[Some records]
::::::::

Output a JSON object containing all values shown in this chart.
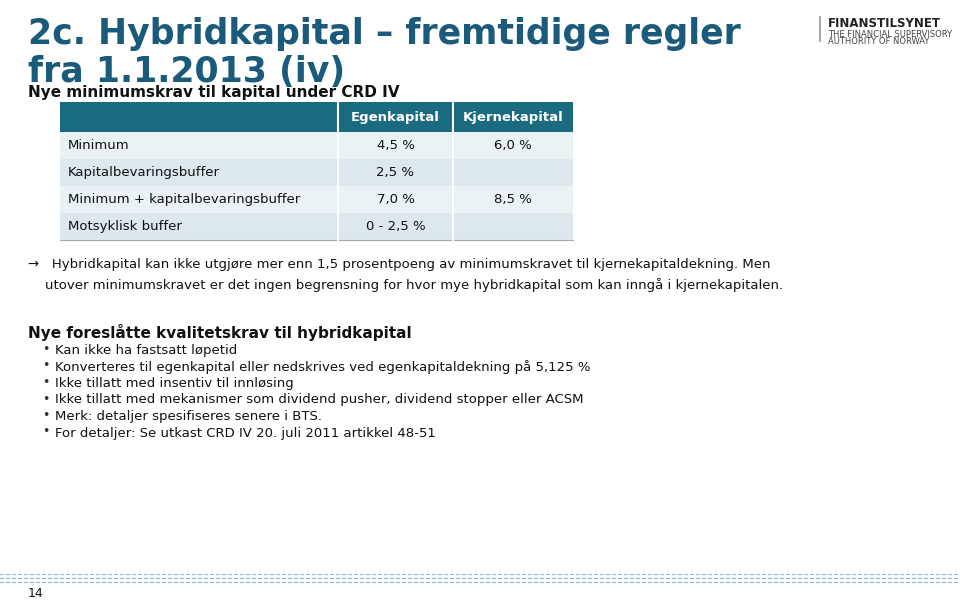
{
  "title_line1": "2c. Hybridkapital – fremtidige regler",
  "title_line2": "fra 1.1.2013 (iv)",
  "title_color": "#1a5a7a",
  "subtitle": "Nye minimumskrav til kapital under CRD IV",
  "table_header": [
    "",
    "Egenkapital",
    "Kjernekapital"
  ],
  "table_rows": [
    [
      "Minimum",
      "4,5 %",
      "6,0 %"
    ],
    [
      "Kapitalbevaringsbuffer",
      "2,5 %",
      ""
    ],
    [
      "Minimum + kapitalbevaringsbuffer",
      "7,0 %",
      "8,5 %"
    ],
    [
      "Motsyklisk buffer",
      "0 - 2,5 %",
      ""
    ]
  ],
  "header_bg": "#1a6a80",
  "header_fg": "#ffffff",
  "row_bg_light": "#dce8ee",
  "row_bg_lighter": "#eaf2f6",
  "arrow_line1": "→   Hybridkapital kan ikke utgjøre mer enn 1,5 prosentpoeng av minimumskravet til kjernekapitaldekning. Men",
  "arrow_line2": "    utover minimumskravet er det ingen begrensning for hvor mye hybridkapital som kan inngå i kjernekapitalen.",
  "section2_title": "Nye foreslåtte kvalitetskrav til hybridkapital",
  "bullets": [
    "Kan ikke ha fastsatt løpetid",
    "Konverteres til egenkapital eller nedskrives ved egenkapitaldekning på 5,125 %",
    "Ikke tillatt med insentiv til innløsing",
    "Ikke tillatt med mekanismer som dividend pusher, dividend stopper eller ACSM",
    "Merk: detaljer spesifiseres senere i BTS.",
    "For detaljer: Se utkast CRD IV 20. juli 2011 artikkel 48-51"
  ],
  "footer_text": "14",
  "background_color": "#ffffff",
  "logo_text_main": "FINANSTILSYNET",
  "logo_text_sub1": "THE FINANCIAL SUPERVISORY",
  "logo_text_sub2": "AUTHORITY OF NORWAY",
  "footer_line_color": "#88bbcc"
}
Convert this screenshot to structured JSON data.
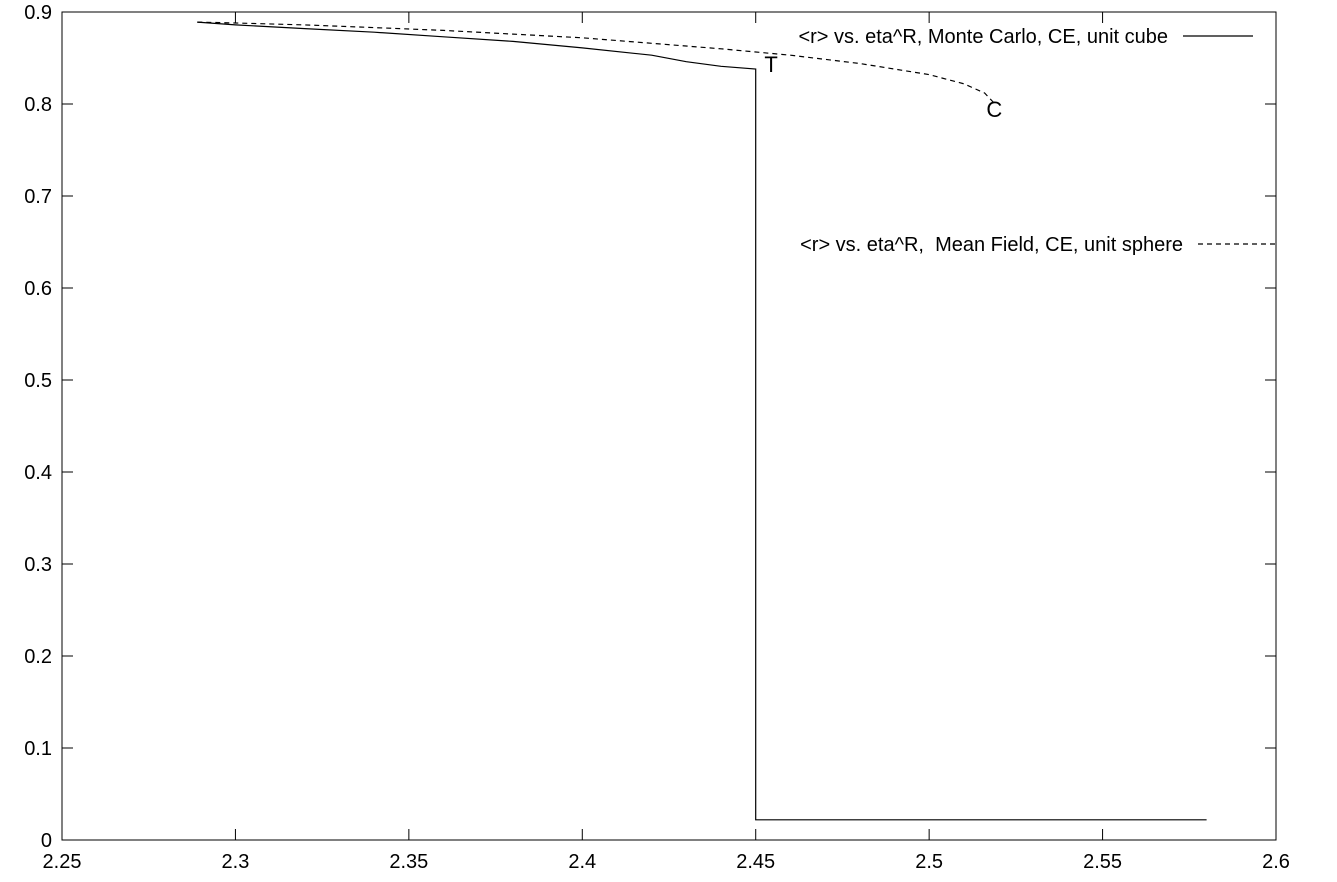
{
  "chart_data": {
    "type": "line",
    "title": "",
    "xlabel": "",
    "ylabel": "",
    "xlim": [
      2.25,
      2.6
    ],
    "ylim": [
      0,
      0.9
    ],
    "xticks": [
      "2.25",
      "2.3",
      "2.35",
      "2.4",
      "2.45",
      "2.5",
      "2.55",
      "2.6"
    ],
    "yticks": [
      "0",
      "0.1",
      "0.2",
      "0.3",
      "0.4",
      "0.5",
      "0.6",
      "0.7",
      "0.8",
      "0.9"
    ],
    "grid": false,
    "legend_position": "top-right",
    "series": [
      {
        "name": "<r> vs. eta^R, Monte Carlo, CE, unit cube",
        "style": "solid",
        "color": "#000000",
        "x": [
          2.289,
          2.3,
          2.32,
          2.34,
          2.36,
          2.38,
          2.4,
          2.42,
          2.43,
          2.44,
          2.45,
          2.45,
          2.58
        ],
        "y": [
          0.889,
          0.886,
          0.882,
          0.878,
          0.873,
          0.868,
          0.861,
          0.853,
          0.846,
          0.841,
          0.838,
          0.022,
          0.022
        ]
      },
      {
        "name": "<r> vs. eta^R,  Mean Field, CE, unit sphere",
        "style": "dashed",
        "color": "#000000",
        "x": [
          2.289,
          2.3,
          2.32,
          2.34,
          2.36,
          2.38,
          2.4,
          2.42,
          2.44,
          2.46,
          2.48,
          2.5,
          2.51,
          2.516,
          2.519
        ],
        "y": [
          0.889,
          0.888,
          0.886,
          0.883,
          0.88,
          0.876,
          0.872,
          0.866,
          0.86,
          0.853,
          0.844,
          0.832,
          0.822,
          0.812,
          0.8
        ]
      }
    ],
    "annotations": [
      {
        "text": "T",
        "x": 2.4525,
        "y": 0.837
      },
      {
        "text": "C",
        "x": 2.5165,
        "y": 0.788
      }
    ]
  }
}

::::::::

§ **Work to do**
Write out every line from the entries where "this" appears.

§ **Task result**
Output a JSON object containing all values shown in this chart.
Convert this screenshot to structured JSON data.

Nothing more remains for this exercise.